** start of RECORDS FOR THE TASK **
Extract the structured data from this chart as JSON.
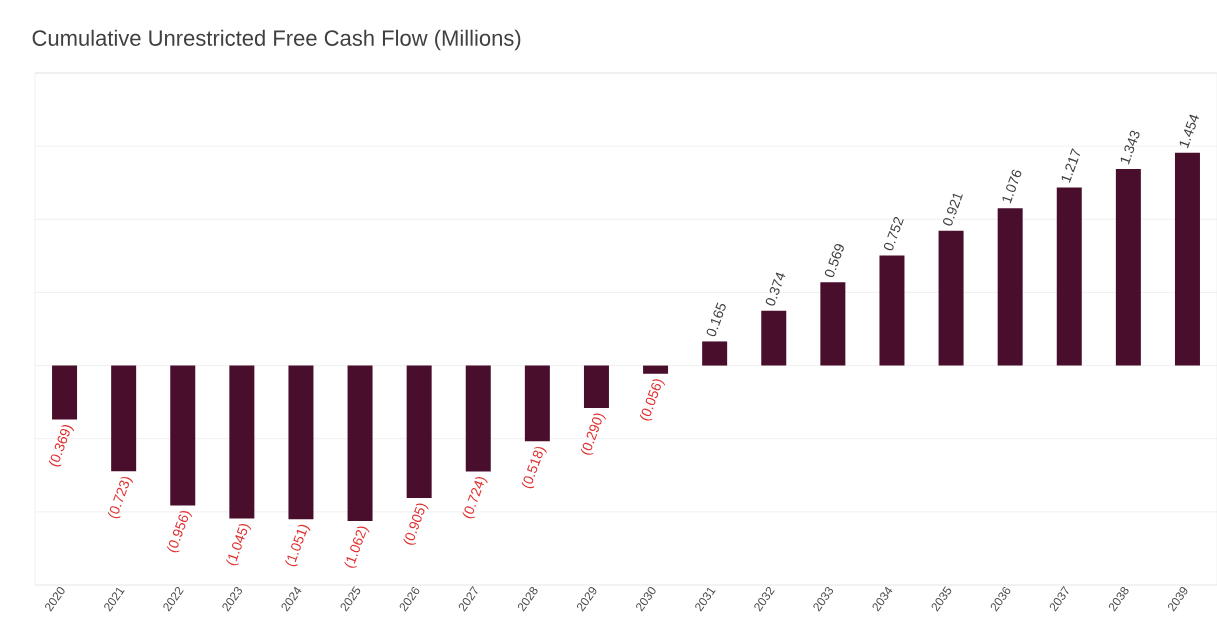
{
  "chart_data": {
    "type": "bar",
    "title": "Cumulative Unrestricted Free Cash Flow (Millions)",
    "categories": [
      "2020",
      "2021",
      "2022",
      "2023",
      "2024",
      "2025",
      "2026",
      "2027",
      "2028",
      "2029",
      "2030",
      "2031",
      "2032",
      "2033",
      "2034",
      "2035",
      "2036",
      "2037",
      "2038",
      "2039"
    ],
    "values": [
      -0.369,
      -0.723,
      -0.956,
      -1.045,
      -1.051,
      -1.062,
      -0.905,
      -0.724,
      -0.518,
      -0.29,
      -0.056,
      0.165,
      0.374,
      0.569,
      0.752,
      0.921,
      1.076,
      1.217,
      1.343,
      1.454
    ],
    "value_labels": [
      "(0.369)",
      "(0.723)",
      "(0.956)",
      "(1.045)",
      "(1.051)",
      "(1.062)",
      "(0.905)",
      "(0.724)",
      "(0.518)",
      "(0.290)",
      "(0.056)",
      "0.165",
      "0.374",
      "0.569",
      "0.752",
      "0.921",
      "1.076",
      "1.217",
      "1.343",
      "1.454"
    ],
    "color": "#4a0e2d",
    "ylim": [
      -1.5,
      2.0
    ],
    "yticks": [
      {
        "value": -1.5,
        "label": null
      },
      {
        "value": -1.0,
        "label": null
      },
      {
        "value": -0.5,
        "label": null
      },
      {
        "value": 0,
        "label": null
      },
      {
        "value": 0.5,
        "label": null
      },
      {
        "value": 1.0,
        "label": null
      },
      {
        "value": 1.5,
        "label": null
      },
      {
        "value": 2.0,
        "label": null
      }
    ],
    "tick_labels": "x",
    "grid": "y"
  }
}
** end of RECORDS FOR THE TASK **
The records shown above are to be repeated exactly, with the pictures left out.

Extract the structured data from this chart as JSON.
{
  "chart_data": {
    "type": "bar",
    "title": "Cumulative Unrestricted Free Cash Flow (Millions)",
    "categories": [
      "2020",
      "2021",
      "2022",
      "2023",
      "2024",
      "2025",
      "2026",
      "2027",
      "2028",
      "2029",
      "2030",
      "2031",
      "2032",
      "2033",
      "2034",
      "2035",
      "2036",
      "2037",
      "2038",
      "2039"
    ],
    "values": [
      -0.369,
      -0.723,
      -0.956,
      -1.045,
      -1.051,
      -1.062,
      -0.905,
      -0.724,
      -0.518,
      -0.29,
      -0.056,
      0.165,
      0.374,
      0.569,
      0.752,
      0.921,
      1.076,
      1.217,
      1.343,
      1.454
    ],
    "value_labels": [
      "(0.369)",
      "(0.723)",
      "(0.956)",
      "(1.045)",
      "(1.051)",
      "(1.062)",
      "(0.905)",
      "(0.724)",
      "(0.518)",
      "(0.290)",
      "(0.056)",
      "0.165",
      "0.374",
      "0.569",
      "0.752",
      "0.921",
      "1.076",
      "1.217",
      "1.343",
      "1.454"
    ],
    "color": "#4a0e2d",
    "ylim": [
      -1.5,
      2.0
    ],
    "yticks": [
      {
        "value": -1.5,
        "label": null
      },
      {
        "value": -1.0,
        "label": null
      },
      {
        "value": -0.5,
        "label": null
      },
      {
        "value": 0,
        "label": null
      },
      {
        "value": 0.5,
        "label": null
      },
      {
        "value": 1.0,
        "label": null
      },
      {
        "value": 1.5,
        "label": null
      },
      {
        "value": 2.0,
        "label": null
      }
    ],
    "tick_labels": "x",
    "grid": "y"
  }
}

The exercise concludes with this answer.